EXERCISE REQUIREMENTS:
Edit the material from its first line through the line containing "definition-lead: Под: [20, 73, 63, 95]", changing "structure-list" to "structure-block" and leaving everything else as is.

[Layout dataset entries]
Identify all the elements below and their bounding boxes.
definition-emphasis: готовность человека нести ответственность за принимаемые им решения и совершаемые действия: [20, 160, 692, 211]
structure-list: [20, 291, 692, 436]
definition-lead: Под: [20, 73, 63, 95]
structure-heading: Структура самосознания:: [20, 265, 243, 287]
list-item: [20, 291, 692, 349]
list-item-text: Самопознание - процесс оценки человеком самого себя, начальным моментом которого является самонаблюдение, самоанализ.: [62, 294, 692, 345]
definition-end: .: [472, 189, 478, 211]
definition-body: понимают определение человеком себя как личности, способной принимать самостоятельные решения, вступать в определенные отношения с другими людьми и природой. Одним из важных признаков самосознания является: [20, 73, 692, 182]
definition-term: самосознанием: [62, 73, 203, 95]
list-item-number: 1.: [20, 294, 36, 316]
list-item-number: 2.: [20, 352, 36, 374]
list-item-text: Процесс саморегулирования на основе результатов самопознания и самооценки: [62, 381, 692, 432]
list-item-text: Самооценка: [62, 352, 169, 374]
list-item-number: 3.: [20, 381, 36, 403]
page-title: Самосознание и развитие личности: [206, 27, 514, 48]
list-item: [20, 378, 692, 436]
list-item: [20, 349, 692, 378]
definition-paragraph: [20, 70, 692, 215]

WRITTEN RESPONSE:
Identify all the elements below and their bounding boxes.
definition-emphasis: готовность человека нести ответственность за принимаемые им решения и совершаемые действия: [20, 160, 692, 211]
structure-block: [20, 291, 692, 436]
definition-lead: Под: [20, 73, 63, 95]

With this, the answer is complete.